#### EXERCISE TASK
Only a number is wanted: how many lines in the listing contain the word "마리아와"?

[START OF DATA SHOWN]

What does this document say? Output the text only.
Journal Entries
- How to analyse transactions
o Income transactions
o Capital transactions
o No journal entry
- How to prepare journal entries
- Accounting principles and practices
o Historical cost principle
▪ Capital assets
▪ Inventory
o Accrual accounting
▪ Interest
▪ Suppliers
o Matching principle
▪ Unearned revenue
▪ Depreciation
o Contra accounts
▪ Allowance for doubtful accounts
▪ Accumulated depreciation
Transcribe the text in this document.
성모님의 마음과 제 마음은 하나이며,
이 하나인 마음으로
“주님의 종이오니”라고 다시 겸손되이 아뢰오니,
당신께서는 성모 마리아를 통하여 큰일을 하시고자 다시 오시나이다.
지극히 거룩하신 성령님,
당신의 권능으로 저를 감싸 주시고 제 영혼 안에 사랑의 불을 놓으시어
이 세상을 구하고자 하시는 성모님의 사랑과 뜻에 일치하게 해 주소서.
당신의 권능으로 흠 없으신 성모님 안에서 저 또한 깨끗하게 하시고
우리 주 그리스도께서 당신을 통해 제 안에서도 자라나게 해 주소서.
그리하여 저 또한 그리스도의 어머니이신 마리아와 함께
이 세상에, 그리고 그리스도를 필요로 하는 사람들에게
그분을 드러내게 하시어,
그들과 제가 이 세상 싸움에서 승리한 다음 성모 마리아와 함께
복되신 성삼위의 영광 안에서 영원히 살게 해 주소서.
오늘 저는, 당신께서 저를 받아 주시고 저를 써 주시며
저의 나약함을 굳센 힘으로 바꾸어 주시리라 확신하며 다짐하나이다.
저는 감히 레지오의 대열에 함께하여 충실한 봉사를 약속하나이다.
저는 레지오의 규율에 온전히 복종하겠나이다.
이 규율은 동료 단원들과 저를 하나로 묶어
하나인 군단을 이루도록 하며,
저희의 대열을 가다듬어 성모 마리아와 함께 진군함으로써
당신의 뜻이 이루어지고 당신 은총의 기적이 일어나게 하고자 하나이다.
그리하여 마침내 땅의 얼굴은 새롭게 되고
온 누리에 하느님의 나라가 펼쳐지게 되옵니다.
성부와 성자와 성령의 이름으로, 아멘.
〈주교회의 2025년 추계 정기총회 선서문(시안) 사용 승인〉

[END OF DATA SHOWN]

#### OUTPUT FOR THIS TASK
3